- REQUIREMENTS:
Write out each line from the data below that includes the word "page".

- INPUT DATA:

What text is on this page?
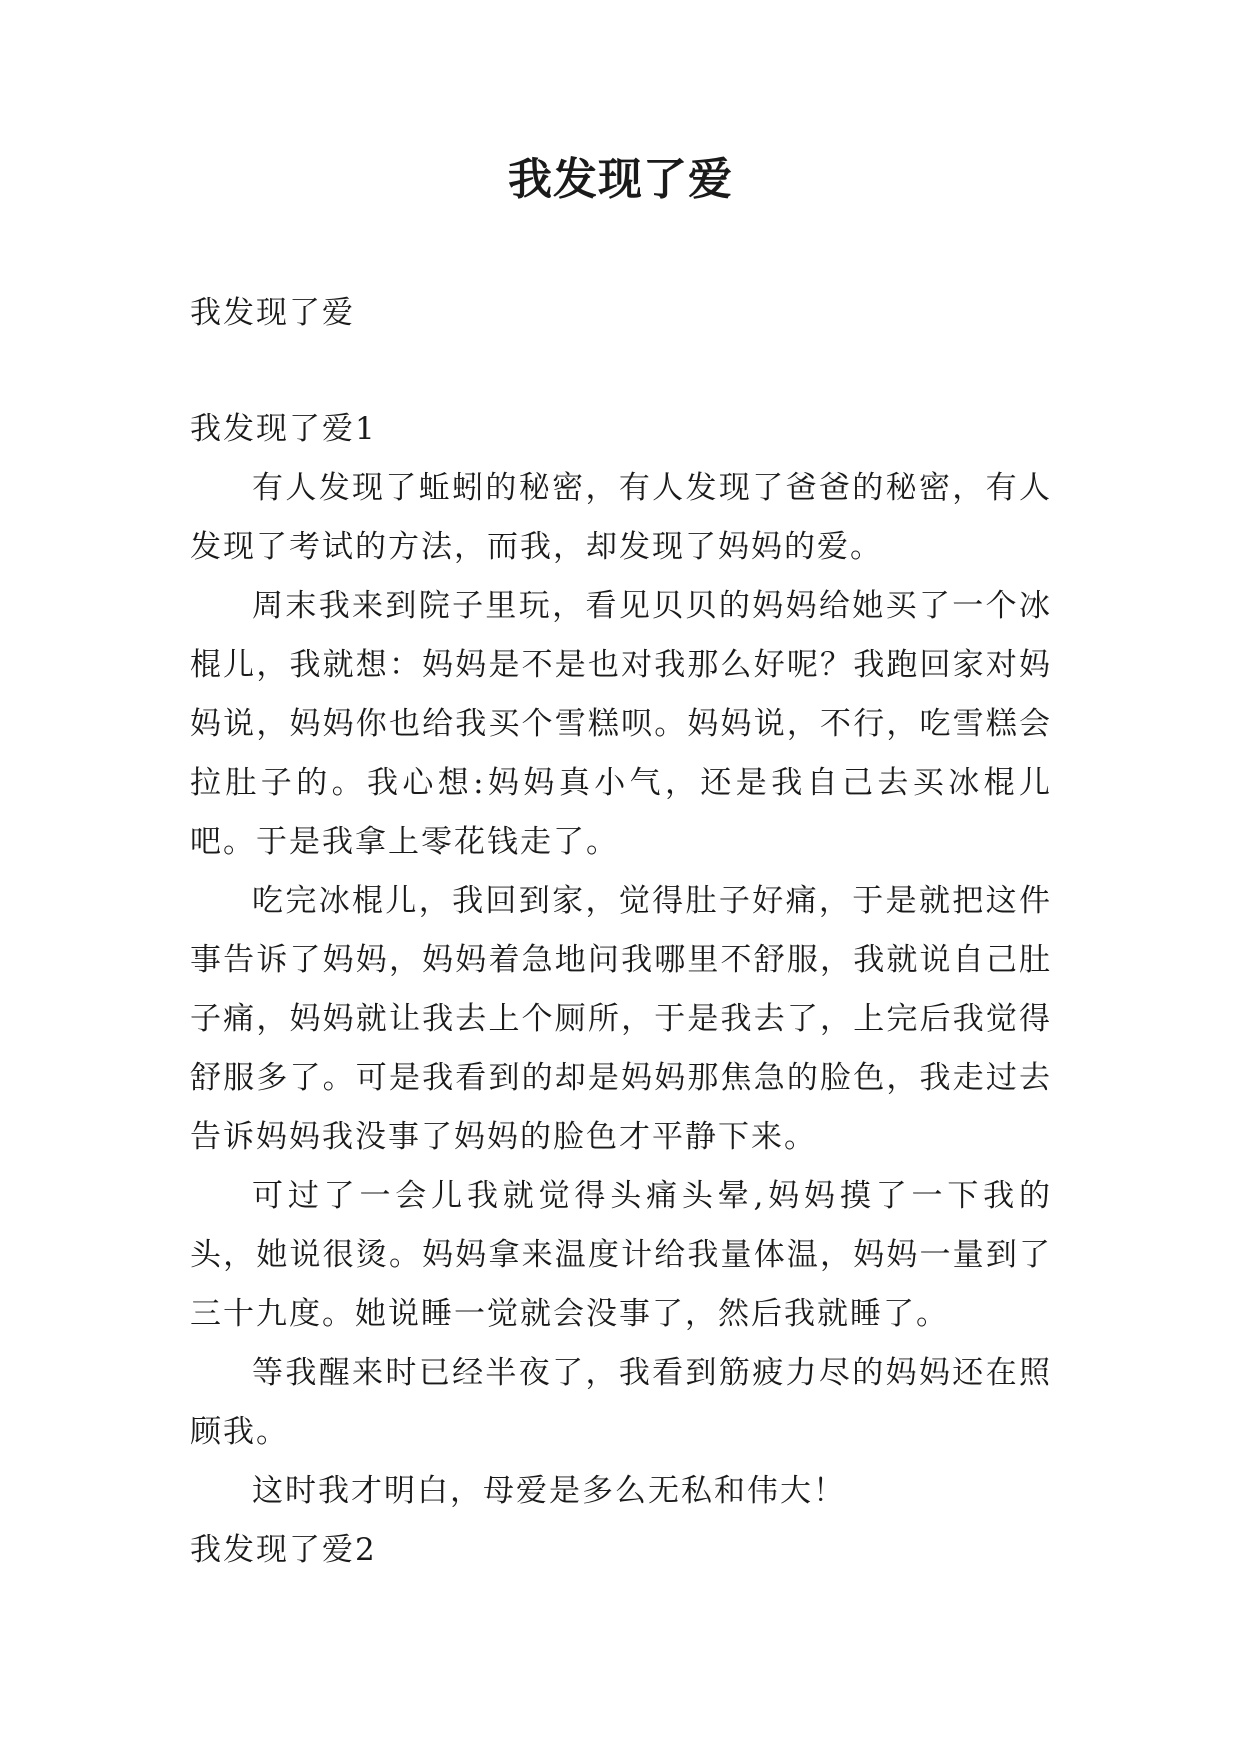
我发现了爱

我发现了爱

我发现了爱1

有人发现了蚯蚓的秘密，有人发现了爸爸的秘密，有人发现了考试的方法，而我，却发现了妈妈的爱。

周末我来到院子里玩，看见贝贝的妈妈给她买了一个冰棍儿，我就想：妈妈是不是也对我那么好呢？我跑回家对妈妈说，妈妈你也给我买个雪糕呗。妈妈说，不行，吃雪糕会拉肚子的。我心想:妈妈真小气，还是我自己去买冰棍儿吧。于是我拿上零花钱走了。

吃完冰棍儿，我回到家，觉得肚子好痛，于是就把这件事告诉了妈妈，妈妈着急地问我哪里不舒服，我就说自己肚子痛，妈妈就让我去上个厕所，于是我去了，上完后我觉得舒服多了。可是我看到的却是妈妈那焦急的脸色，我走过去告诉妈妈我没事了妈妈的脸色才平静下来。

可过了一会儿我就觉得头痛头晕,妈妈摸了一下我的头，她说很烫。妈妈拿来温度计给我量体温，妈妈一量到了三十九度。她说睡一觉就会没事了，然后我就睡了。

等我醒来时已经半夜了，我看到筋疲力尽的妈妈还在照顾我。

这时我才明白，母爱是多么无私和伟大！

我发现了爱2
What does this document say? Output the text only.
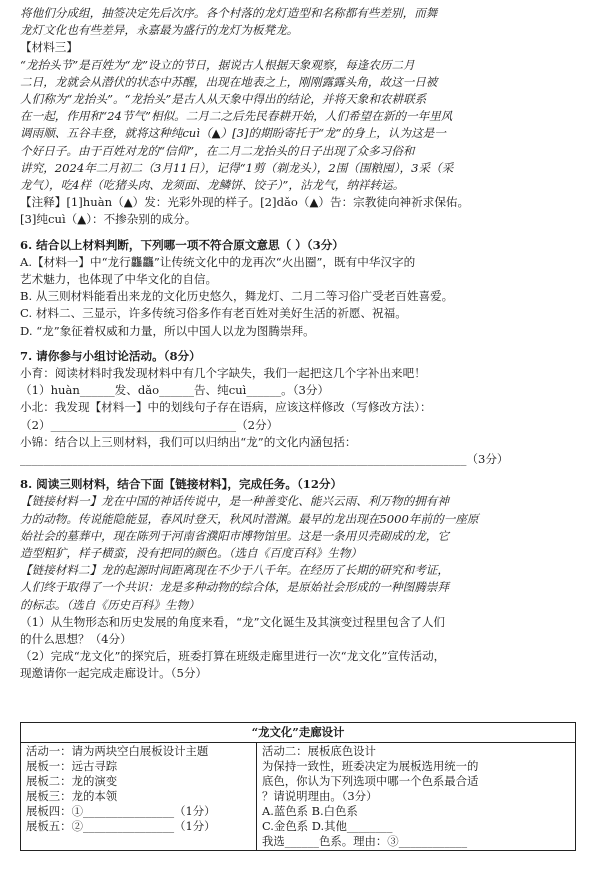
将他们分成组，抽签决定先后次序。各个村落的龙灯造型和名称都有些差别，而舞
龙灯文化也有些差异，永嘉最为盛行的龙灯为板凳龙。
【材料三】
“龙抬头节”是百姓为“龙”设立的节日，据说古人根据天象观察，每逢农历二月
二日，龙就会从潜伏的状态中苏醒，出现在地表之上，刚刚露露头角，故这一日被
人们称为“龙抬头”。“龙抬头”是古人从天象中得出的结论，并将天象和农耕联系
在一起，作用和“24节气”相似。二月二之后先民春耕开始，人们希望在新的一年里风
调雨顺、五谷丰登，就将这种纯cuì（▲）[3]的期盼寄托于“龙”的身上，认为这是一
个好日子。由于百姓对龙的“信仰”，在二月二龙抬头的日子出现了众多习俗和
讲究，2024年二月初二（3月11日），记得“1剪（剃龙头），2围（围粮囤），3采（采
龙气），吃4样（吃猪头肉、龙须面、龙鳞饼、饺子）”，沾龙气，纳祥转运。
【注释】[1]huàn（▲）发：光彩外现的样子。[2]dǎo（▲）告：宗教徒向神祈求保佑。
[3]纯cuì（▲）：不掺杂别的成分。
6. 结合以上材料判断，下列哪一项不符合原文意思（ ）（3分）
A.【材料一】中“龙行龘龘”让传统文化中的龙再次“火出圈”，既有中华汉字的
艺术魅力，也体现了中华文化的自信。
B. 从三则材料能看出来龙的文化历史悠久，舞龙灯、二月二等习俗广受老百姓喜爱。
C. 材料二、三显示，许多传统习俗多作有老百姓对美好生活的祈愿、祝福。
D. “龙”象征着权威和力量，所以中国人以龙为图腾崇拜。
7. 请你参与小组讨论活动。（8分）
小育：阅读材料时我发现材料中有几个字缺失，我们一起把这几个字补出来吧！
（1）huàn______发、dǎo______告、纯cuì______。（3分）
小北：我发现【材料一】中的划线句子存在语病，应该这样修改（写修改方法）：
（2）________________________________（2分）
小锦：结合以上三则材料，我们可以归纳出“龙”的文化内涵包括：
_____________________________________________________________________________（3分）
8. 阅读三则材料，结合下面【链接材料】，完成任务。（12分）
【链接材料一】龙在中国的神话传说中，是一种善变化、能兴云雨、利万物的拥有神
力的动物。传说能隐能显，春风时登天，秋风时潜渊。最早的龙出现在5000年前的一座原
始社会的墓葬中，现在陈列于河南省濮阳市博物馆里。这是一条用贝壳砌成的龙，它
造型粗犷，样子横蛮，没有把同的颜色。（选自《百度百科》生物）
【链接材料二】龙的起源时间距离现在不少于八千年。在经历了长期的研究和考证，
人们终于取得了一个共识：龙是多种动物的综合体，是原始社会形成的一种图腾崇拜
的标志。（选自《历史百科》生物）
（1）从生物形态和历史发展的角度来看，“龙”文化诞生及其演变过程里包含了人们
的什么思想？（4分）
（2）完成“龙文化”的探究后，班委打算在班级走廊里进行一次“龙文化”宣传活动，
现邀请你一起完成走廊设计。（5分）
“龙文化”走廊设计

活动一：请为两块空白展板设计主题
展板一：远古寻踪
展板二：龙的演变
展板三：龙的本领
展板四：①________________（1分）
展板五：②________________（1分）

活动二：展板底色设计
为保持一致性，班委决定为展板选用统一的
底色，你认为下列选项中哪一个色系最合适
？请说明理由。（3分）
A.蓝色系 B.白色系
C.金色系 D.其他________
我选______色系。理由：③____________
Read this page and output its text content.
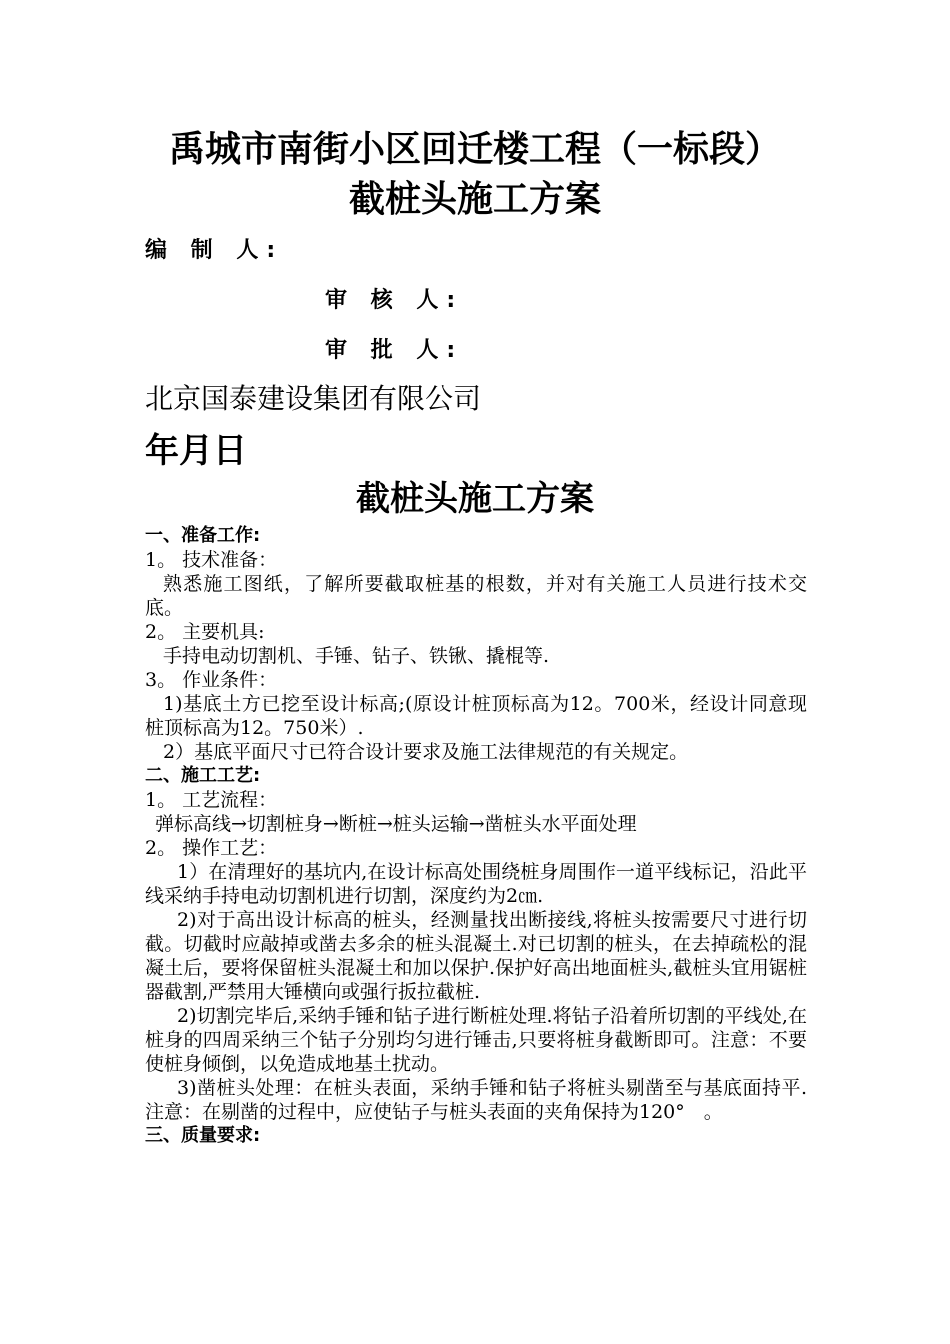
禹城市南街小区回迁楼工程（一标段）
截桩头施工方案
编 制 人:
审 核 人:
审 批 人:
北京国泰建设集团有限公司
年月日
截桩头施工方案

一、准备工作:

1。 技术准备：

熟悉施工图纸，了解所要截取桩基的根数，并对有关施工人员进行技术交底。

2。 主要机具:

手持电动切割机、手锤、钻子、铁锹、撬棍等.

3。 作业条件：

1)基底土方已挖至设计标高;(原设计桩顶标高为12。700米，经设计同意现桩顶标高为12。750米）.

2）基底平面尺寸已符合设计要求及施工法律规范的有关规定。

二、施工工艺:

1。 工艺流程：

弹标高线→切割桩身→断桩→桩头运输→凿桩头水平面处理

2。 操作工艺：

1）在清理好的基坑内,在设计标高处围绕桩身周围作一道平线标记，沿此平线采纳手持电动切割机进行切割，深度约为2㎝.

2)对于高出设计标高的桩头，经测量找出断接线,将桩头按需要尺寸进行切截。切截时应敲掉或凿去多余的桩头混凝土.对已切割的桩头，在去掉疏松的混凝土后，要将保留桩头混凝土和加以保护.保护好高出地面桩头,截桩头宜用锯桩器截割,严禁用大锤横向或强行扳拉截桩.

2)切割完毕后,采纳手锤和钻子进行断桩处理.将钻子沿着所切割的平线处,在桩身的四周采纳三个钻子分别均匀进行锤击,只要将桩身截断即可。注意：不要使桩身倾倒，以免造成地基土扰动。

3)凿桩头处理：在桩头表面，采纳手锤和钻子将桩头剔凿至与基底面持平.注意：在剔凿的过程中，应使钻子与桩头表面的夹角保持为120°　。

三、质量要求:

- THE OUTPUT:
What text is on this page?
Read this page and output its text content.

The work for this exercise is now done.